[Data extract start]

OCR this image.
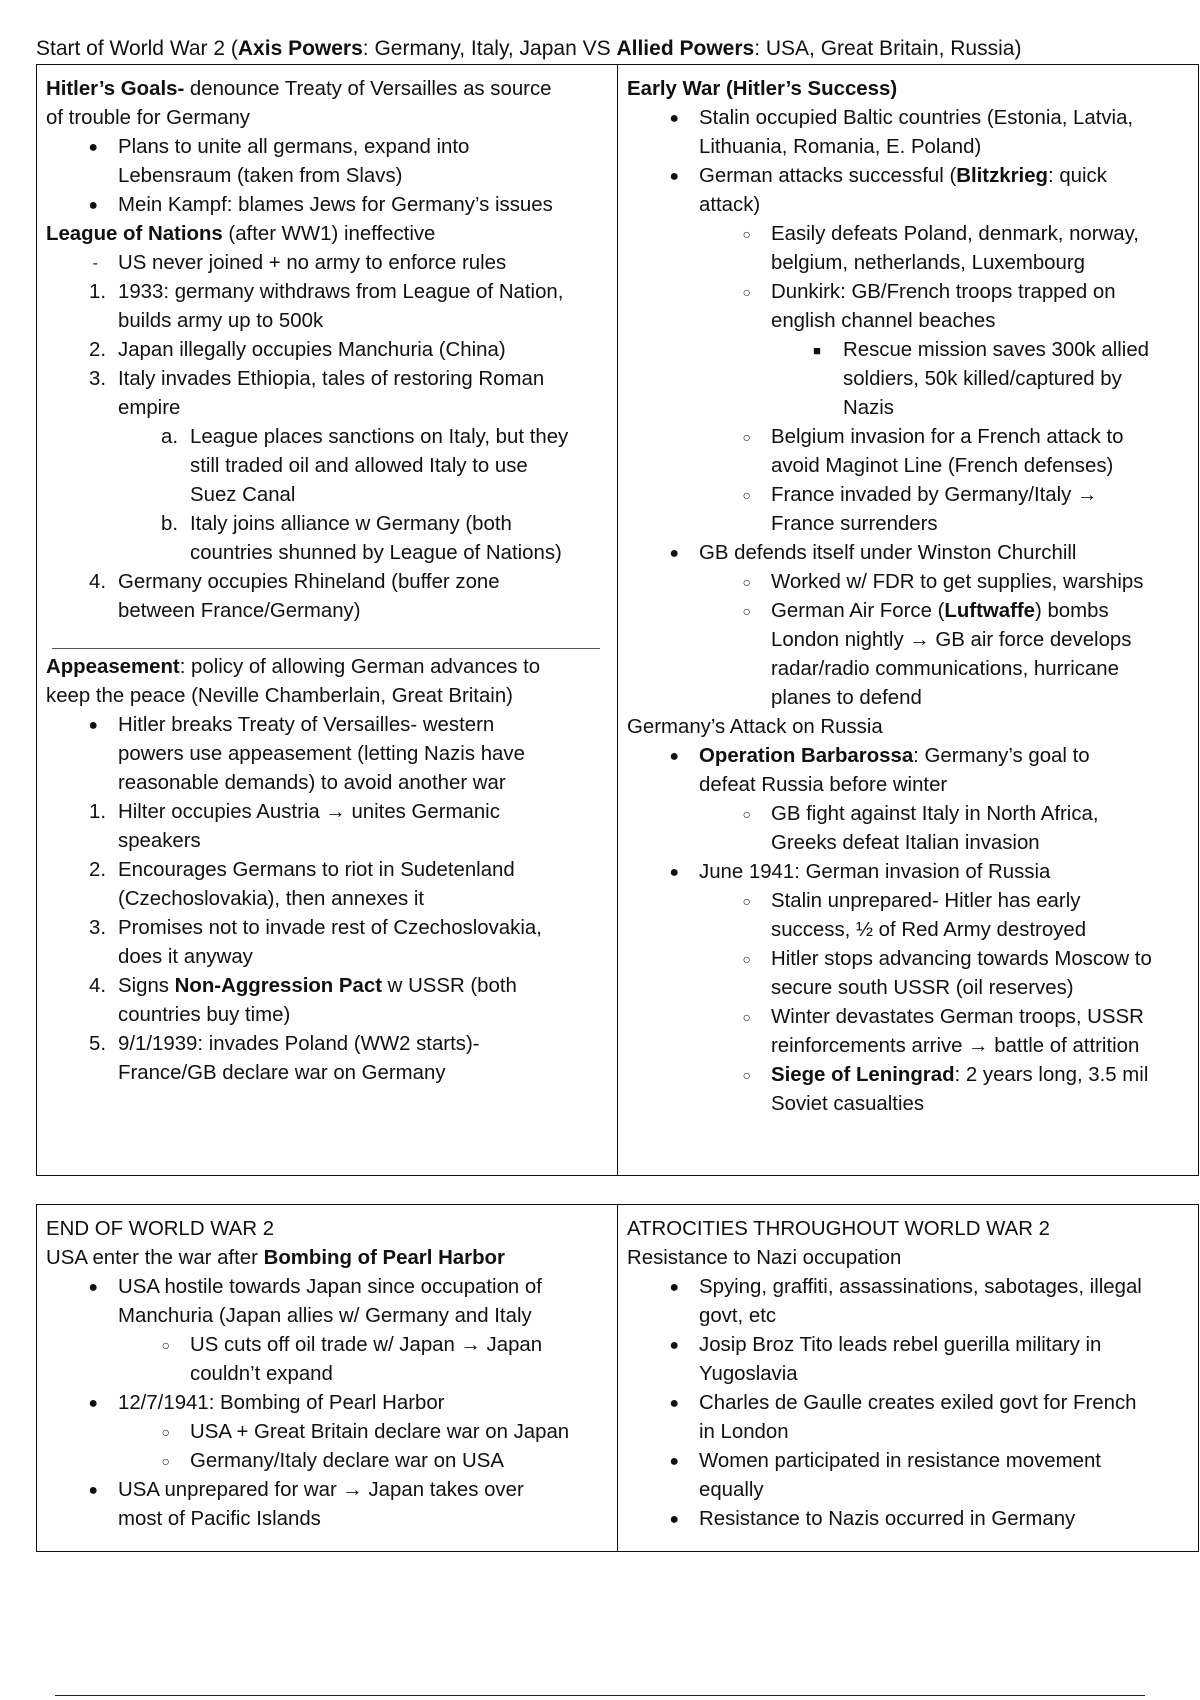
Start of World War 2 (Axis Powers: Germany, Italy, Japan VS Allied Powers: USA, Great Britain, Russia)
Hitler’s Goals- denounce Treaty of Versailles as source
of trouble for Germany
● Plans to unite all germans, expand into
Lebensraum (taken from Slavs)
● Mein Kampf: blames Jews for Germany’s issues
League of Nations (after WW1) ineffective
- US never joined + no army to enforce rules
1. 1933: germany withdraws from League of Nation,
builds army up to 500k
2. Japan illegally occupies Manchuria (China)
3. Italy invades Ethiopia, tales of restoring Roman
empire
a. League places sanctions on Italy, but they
still traded oil and allowed Italy to use
Suez Canal
b. Italy joins alliance w Germany (both
countries shunned by League of Nations)
4. Germany occupies Rhineland (buffer zone
between France/Germany)
Appeasement: policy of allowing German advances to
keep the peace (Neville Chamberlain, Great Britain)
● Hitler breaks Treaty of Versailles- western
powers use appeasement (letting Nazis have
reasonable demands) to avoid another war
1. Hilter occupies Austria → unites Germanic
speakers
2. Encourages Germans to riot in Sudetenland
(Czechoslovakia), then annexes it
3. Promises not to invade rest of Czechoslovakia,
does it anyway
4. Signs Non-Aggression Pact w USSR (both
countries buy time)
5. 9/1/1939: invades Poland (WW2 starts)-
France/GB declare war on Germany

Early War (Hitler’s Success)
● Stalin occupied Baltic countries (Estonia, Latvia,
Lithuania, Romania, E. Poland)
● German attacks successful (Blitzkrieg: quick
attack)
○ Easily defeats Poland, denmark, norway,
belgium, netherlands, Luxembourg
○ Dunkirk: GB/French troops trapped on
english channel beaches
■	Rescue mission saves 300k allied
soldiers, 50k killed/captured by
Nazis
○ Belgium invasion for a French attack to
avoid Maginot Line (French defenses)
○ France invaded by Germany/Italy →
France surrenders
● GB defends itself under Winston Churchill
○ Worked w/ FDR to get supplies, warships
○ German Air Force (Luftwaffe) bombs
London nightly → GB air force develops
radar/radio communications, hurricane
planes to defend
Germany’s Attack on Russia
● Operation Barbarossa: Germany’s goal to
defeat Russia before winter
○ GB fight against Italy in North Africa,
Greeks defeat Italian invasion
● June 1941: German invasion of Russia
○ Stalin unprepared- Hitler has early
success, ½ of Red Army destroyed
○ Hitler stops advancing towards Moscow to
secure south USSR (oil reserves)
○ Winter devastates German troops, USSR
reinforcements arrive → battle of attrition
○ Siege of Leningrad: 2 years long, 3.5 mil
Soviet casualties
END OF WORLD WAR 2
USA enter the war after Bombing of Pearl Harbor
● USA hostile towards Japan since occupation of
Manchuria (Japan allies w/ Germany and Italy
○ US cuts off oil trade w/ Japan → Japan
couldn’t expand
● 12/7/1941: Bombing of Pearl Harbor
○ USA + Great Britain declare war on Japan
○ Germany/Italy declare war on USA
● USA unprepared for war → Japan takes over
most of Pacific Islands

ATROCITIES THROUGHOUT WORLD WAR 2
Resistance to Nazi occupation
● Spying, graffiti, assassinations, sabotages, illegal
govt, etc
● Josip Broz Tito leads rebel guerilla military in
Yugoslavia
● Charles de Gaulle creates exiled govt for French
in London
● Women participated in resistance movement
equally
● Resistance to Nazis occurred in Germany
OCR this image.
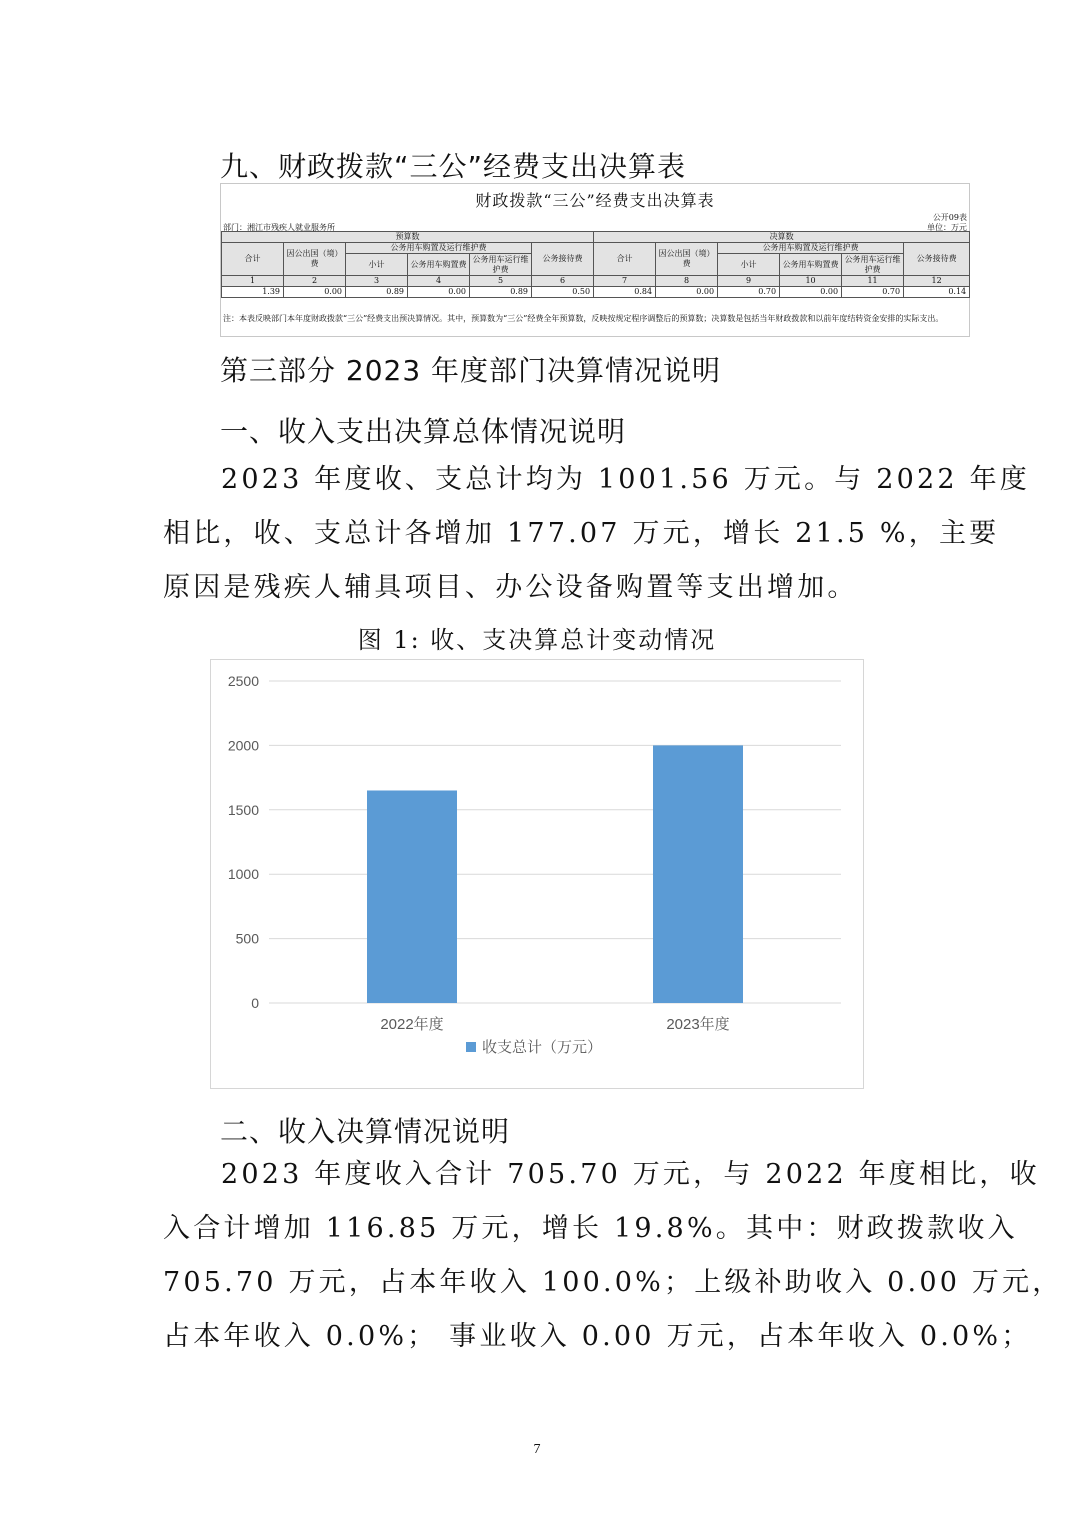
九、财政拨款“三公”经费支出决算表
财政拨款“三公”经费支出决算表
公开09表
部门：湘江市残疾人就业服务所	单位：万元
预算数						决算数					
合计	因公出国（境）费	公务用车购置及运行维护费			公务接待费	合计	因公出国（境）费	公务用车购置及运行维护费			公务接待费
		小计	公务用车购置费	公务用车运行维护费				小计	公务用车购置费	公务用车运行维护费	
1	2	3	4	5	6	7	8	9	10	11	12
1.39	0.00	0.89	0.00	0.89	0.50	0.84	0.00	0.70	0.00	0.70	0.14
注：本表反映部门本年度财政拨款“三公”经费支出预决算情况。其中，预算数为“三公”经费全年预算数，反映按规定程序调整后的预算数；决算数是包括当年财政拨款和以前年度结转资金安排的实际支出。
第三部分 2023 年度部门决算情况说明
一、收入支出决算总体情况说明

2023 年度收、支总计均为 1001.56 万元。与 2022 年度

相比，收、支总计各增加 177.07 万元，增长 21.5 %，主要

原因是残疾人辅具项目、办公设备购置等支出增加。

图 1: 收、支决算总计变动情况
0
500
1000
1500
2000
2500
2022年度	2023年度
收支总计（万元）
二、收入决算情况说明

2023 年度收入合计 705.70 万元，与 2022 年度相比，收

入合计增加 116.85 万元，增长 19.8%。其中：财政拨款收入

705.70 万元，占本年收入 100.0%；上级补助收入 0.00 万元，

占本年收入 0.0%； 事业收入 0.00 万元，占本年收入 0.0%；

7
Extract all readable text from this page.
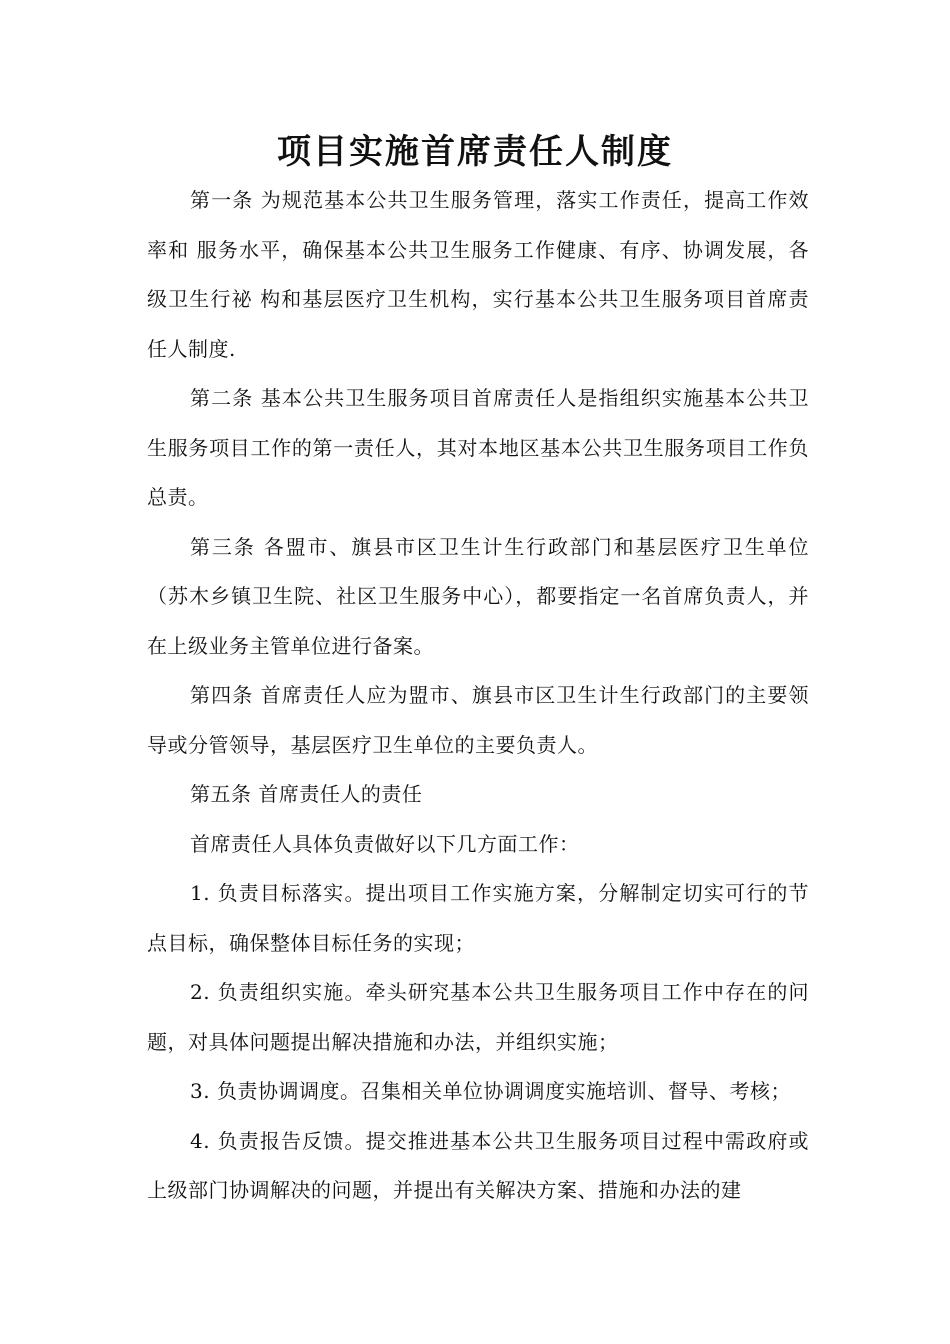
项目实施首席责任人制度

第一条 为规范基本公共卫生服务管理，落实工作责任，提高工作效率和 服务水平，确保基本公共卫生服务工作健康、有序、协调发展，各级卫生行祕 构和基层医疗卫生机构，实行基本公共卫生服务项目首席责任人制度.

第二条 基本公共卫生服务项目首席责任人是指组织实施基本公共卫生服务项目工作的第一责任人，其对本地区基本公共卫生服务项目工作负总责。

第三条 各盟市、旗县市区卫生计生行政部门和基层医疗卫生单位（苏木乡镇卫生院、社区卫生服务中心），都要指定一名首席负责人，并在上级业务主管单位进行备案。

第四条 首席责任人应为盟市、旗县市区卫生计生行政部门的主要领导或分管领导，基层医疗卫生单位的主要负责人。

第五条 首席责任人的责任

首席责任人具体负责做好以下几方面工作：

1. 负责目标落实。提出项目工作实施方案，分解制定切实可行的节点目标，确保整体目标任务的实现；

2. 负责组织实施。牵头研究基本公共卫生服务项目工作中存在的问题，对具体问题提出解决措施和办法，并组织实施；

3. 负责协调调度。召集相关单位协调调度实施培训、督导、考核；

4. 负责报告反馈。提交推进基本公共卫生服务项目过程中需政府或上级部门协调解决的问题，并提出有关解决方案、措施和办法的建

[Data extract end]

● Work to complete
Reproduce each line word for word and drop the pictures.

● Worked answer
OCR this image.
Start of World War 2 (Axis Powers: Germany, Italy, Japan VS Allied Powers: USA, Great Britain, Russia)
Hitler’s Goals- denounce Treaty of Versailles as source
of trouble for Germany
● Plans to unite all germans, expand into
Lebensraum (taken from Slavs)
● Mein Kampf: blames Jews for Germany’s issues
League of Nations (after WW1) ineffective
- US never joined + no army to enforce rules
1. 1933: germany withdraws from League of Nation,
builds army up to 500k
2. Japan illegally occupies Manchuria (China)
3. Italy invades Ethiopia, tales of restoring Roman
empire
a. League places sanctions on Italy, but they
still traded oil and allowed Italy to use
Suez Canal
b. Italy joins alliance w Germany (both
countries shunned by League of Nations)
4. Germany occupies Rhineland (buffer zone
between France/Germany)
Appeasement: policy of allowing German advances to
keep the peace (Neville Chamberlain, Great Britain)
● Hitler breaks Treaty of Versailles- western
powers use appeasement (letting Nazis have
reasonable demands) to avoid another war
1. Hilter occupies Austria → unites Germanic
speakers
2. Encourages Germans to riot in Sudetenland
(Czechoslovakia), then annexes it
3. Promises not to invade rest of Czechoslovakia,
does it anyway
4. Signs Non-Aggression Pact w USSR (both
countries buy time)
5. 9/1/1939: invades Poland (WW2 starts)-
France/GB declare war on Germany

Early War (Hitler’s Success)
● Stalin occupied Baltic countries (Estonia, Latvia,
Lithuania, Romania, E. Poland)
● German attacks successful (Blitzkrieg: quick
attack)
○ Easily defeats Poland, denmark, norway,
belgium, netherlands, Luxembourg
○ Dunkirk: GB/French troops trapped on
english channel beaches
■	Rescue mission saves 300k allied
soldiers, 50k killed/captured by
Nazis
○ Belgium invasion for a French attack to
avoid Maginot Line (French defenses)
○ France invaded by Germany/Italy →
France surrenders
● GB defends itself under Winston Churchill
○ Worked w/ FDR to get supplies, warships
○ German Air Force (Luftwaffe) bombs
London nightly → GB air force develops
radar/radio communications, hurricane
planes to defend
Germany’s Attack on Russia
● Operation Barbarossa: Germany’s goal to
defeat Russia before winter
○ GB fight against Italy in North Africa,
Greeks defeat Italian invasion
● June 1941: German invasion of Russia
○ Stalin unprepared- Hitler has early
success, ½ of Red Army destroyed
○ Hitler stops advancing towards Moscow to
secure south USSR (oil reserves)
○ Winter devastates German troops, USSR
reinforcements arrive → battle of attrition
○ Siege of Leningrad: 2 years long, 3.5 mil
Soviet casualties
END OF WORLD WAR 2
USA enter the war after Bombing of Pearl Harbor
● USA hostile towards Japan since occupation of
Manchuria (Japan allies w/ Germany and Italy
○ US cuts off oil trade w/ Japan → Japan
couldn’t expand
● 12/7/1941: Bombing of Pearl Harbor
○ USA + Great Britain declare war on Japan
○ Germany/Italy declare war on USA
● USA unprepared for war → Japan takes over
most of Pacific Islands

ATROCITIES THROUGHOUT WORLD WAR 2
Resistance to Nazi occupation
● Spying, graffiti, assassinations, sabotages, illegal
govt, etc
● Josip Broz Tito leads rebel guerilla military in
Yugoslavia
● Charles de Gaulle creates exiled govt for French
in London
● Women participated in resistance movement
equally
● Resistance to Nazis occurred in Germany
OCR this image.
九、财政拨款“三公”经费支出决算表
财政拨款“三公”经费支出决算表
公开09表
部门：湘江市残疾人就业服务所	单位：万元
预算数						决算数					
合计	因公出国（境）费	公务用车购置及运行维护费			公务接待费	合计	因公出国（境）费	公务用车购置及运行维护费			公务接待费
		小计	公务用车购置费	公务用车运行维护费				小计	公务用车购置费	公务用车运行维护费	
1	2	3	4	5	6	7	8	9	10	11	12
1.39	0.00	0.89	0.00	0.89	0.50	0.84	0.00	0.70	0.00	0.70	0.14
注：本表反映部门本年度财政拨款“三公”经费支出预决算情况。其中，预算数为“三公”经费全年预算数，反映按规定程序调整后的预算数；决算数是包括当年财政拨款和以前年度结转资金安排的实际支出。
第三部分 2023 年度部门决算情况说明
一、收入支出决算总体情况说明

2023 年度收、支总计均为 1001.56 万元。与 2022 年度

相比，收、支总计各增加 177.07 万元，增长 21.5 %，主要

原因是残疾人辅具项目、办公设备购置等支出增加。

图 1: 收、支决算总计变动情况
0
500
1000
1500
2000
2500
2022年度	2023年度
收支总计（万元）
二、收入决算情况说明

2023 年度收入合计 705.70 万元，与 2022 年度相比，收

入合计增加 116.85 万元，增长 19.8%。其中：财政拨款收入

705.70 万元，占本年收入 100.0%；上级补助收入 0.00 万元，

占本年收入 0.0%； 事业收入 0.00 万元，占本年收入 0.0%；

7
Extract all readable text from this page.
项目实施首席责任人制度

第一条 为规范基本公共卫生服务管理，落实工作责任，提高工作效率和 服务水平，确保基本公共卫生服务工作健康、有序、协调发展，各级卫生行祕 构和基层医疗卫生机构，实行基本公共卫生服务项目首席责任人制度.

第二条 基本公共卫生服务项目首席责任人是指组织实施基本公共卫生服务项目工作的第一责任人，其对本地区基本公共卫生服务项目工作负总责。

第三条 各盟市、旗县市区卫生计生行政部门和基层医疗卫生单位（苏木乡镇卫生院、社区卫生服务中心），都要指定一名首席负责人，并在上级业务主管单位进行备案。

第四条 首席责任人应为盟市、旗县市区卫生计生行政部门的主要领导或分管领导，基层医疗卫生单位的主要负责人。

第五条 首席责任人的责任

首席责任人具体负责做好以下几方面工作：

1. 负责目标落实。提出项目工作实施方案，分解制定切实可行的节点目标，确保整体目标任务的实现；

2. 负责组织实施。牵头研究基本公共卫生服务项目工作中存在的问题，对具体问题提出解决措施和办法，并组织实施；

3. 负责协调调度。召集相关单位协调调度实施培训、督导、考核；

4. 负责报告反馈。提交推进基本公共卫生服务项目过程中需政府或上级部门协调解决的问题，并提出有关解决方案、措施和办法的建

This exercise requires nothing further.